■ Required task
Check every line for the word "outfit" and state how many lines have it. Reply with the number alone.

■ Record list
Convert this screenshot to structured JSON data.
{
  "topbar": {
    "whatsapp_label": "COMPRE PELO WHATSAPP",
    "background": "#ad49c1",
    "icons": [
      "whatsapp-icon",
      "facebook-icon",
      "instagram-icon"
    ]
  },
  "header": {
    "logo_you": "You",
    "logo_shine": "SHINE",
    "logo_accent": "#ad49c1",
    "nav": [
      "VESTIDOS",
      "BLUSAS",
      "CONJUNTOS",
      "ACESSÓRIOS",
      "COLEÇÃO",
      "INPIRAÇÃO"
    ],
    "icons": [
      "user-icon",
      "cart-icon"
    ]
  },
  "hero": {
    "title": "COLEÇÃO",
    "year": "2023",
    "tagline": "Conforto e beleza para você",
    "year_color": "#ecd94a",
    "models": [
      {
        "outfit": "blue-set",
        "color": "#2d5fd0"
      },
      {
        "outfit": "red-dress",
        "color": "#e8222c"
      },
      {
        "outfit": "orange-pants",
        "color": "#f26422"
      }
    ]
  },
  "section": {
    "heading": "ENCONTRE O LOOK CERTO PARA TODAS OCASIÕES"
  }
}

■ Exercise result
3